• **Given request**
Check each line of the data below for the word "items", then extract the ones that have it.
"""
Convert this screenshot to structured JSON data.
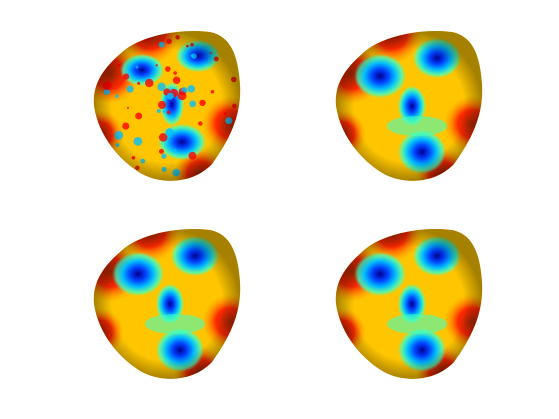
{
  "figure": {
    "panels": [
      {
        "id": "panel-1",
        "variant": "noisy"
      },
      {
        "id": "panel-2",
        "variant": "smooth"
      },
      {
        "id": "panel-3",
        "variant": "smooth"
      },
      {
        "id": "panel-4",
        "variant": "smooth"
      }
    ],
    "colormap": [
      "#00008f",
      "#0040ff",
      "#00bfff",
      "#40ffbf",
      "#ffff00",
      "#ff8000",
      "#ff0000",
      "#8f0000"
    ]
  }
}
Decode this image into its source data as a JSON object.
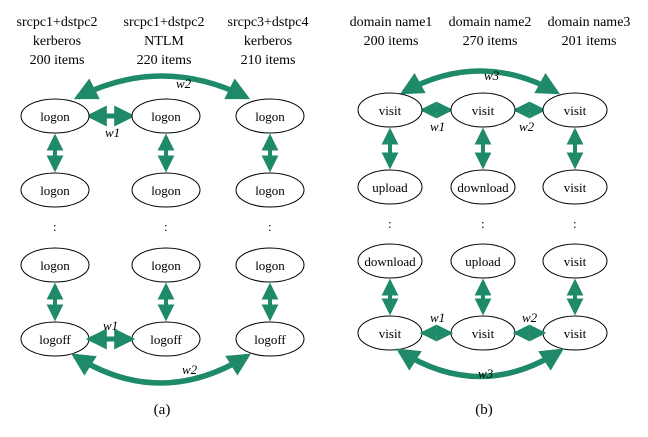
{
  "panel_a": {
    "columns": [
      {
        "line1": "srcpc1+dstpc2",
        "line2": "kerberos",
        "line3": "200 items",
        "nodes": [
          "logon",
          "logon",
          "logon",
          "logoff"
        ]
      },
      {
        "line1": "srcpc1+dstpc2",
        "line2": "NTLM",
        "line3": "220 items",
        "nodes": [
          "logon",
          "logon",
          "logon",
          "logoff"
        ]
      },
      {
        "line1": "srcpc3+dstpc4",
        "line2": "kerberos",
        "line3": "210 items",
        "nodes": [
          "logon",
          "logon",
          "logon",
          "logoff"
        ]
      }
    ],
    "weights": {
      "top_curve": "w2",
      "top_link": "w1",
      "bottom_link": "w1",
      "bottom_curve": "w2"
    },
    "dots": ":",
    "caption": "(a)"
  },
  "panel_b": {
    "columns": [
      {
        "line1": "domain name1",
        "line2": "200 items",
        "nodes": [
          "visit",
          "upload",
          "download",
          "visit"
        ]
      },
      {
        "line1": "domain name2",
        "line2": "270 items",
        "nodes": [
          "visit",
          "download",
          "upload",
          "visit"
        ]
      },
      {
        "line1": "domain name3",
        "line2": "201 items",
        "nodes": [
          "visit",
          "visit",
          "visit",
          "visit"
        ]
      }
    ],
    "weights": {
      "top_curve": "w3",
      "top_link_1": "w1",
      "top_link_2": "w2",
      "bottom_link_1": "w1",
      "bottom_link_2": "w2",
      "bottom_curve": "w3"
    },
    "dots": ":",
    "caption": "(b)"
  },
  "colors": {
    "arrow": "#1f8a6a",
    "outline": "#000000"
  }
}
"""
• **Reply**
        "line3": "200 items",
        "line3": "220 items",
        "line3": "210 items",
        "line2": "200 items",
        "line2": "270 items",
        "line2": "201 items",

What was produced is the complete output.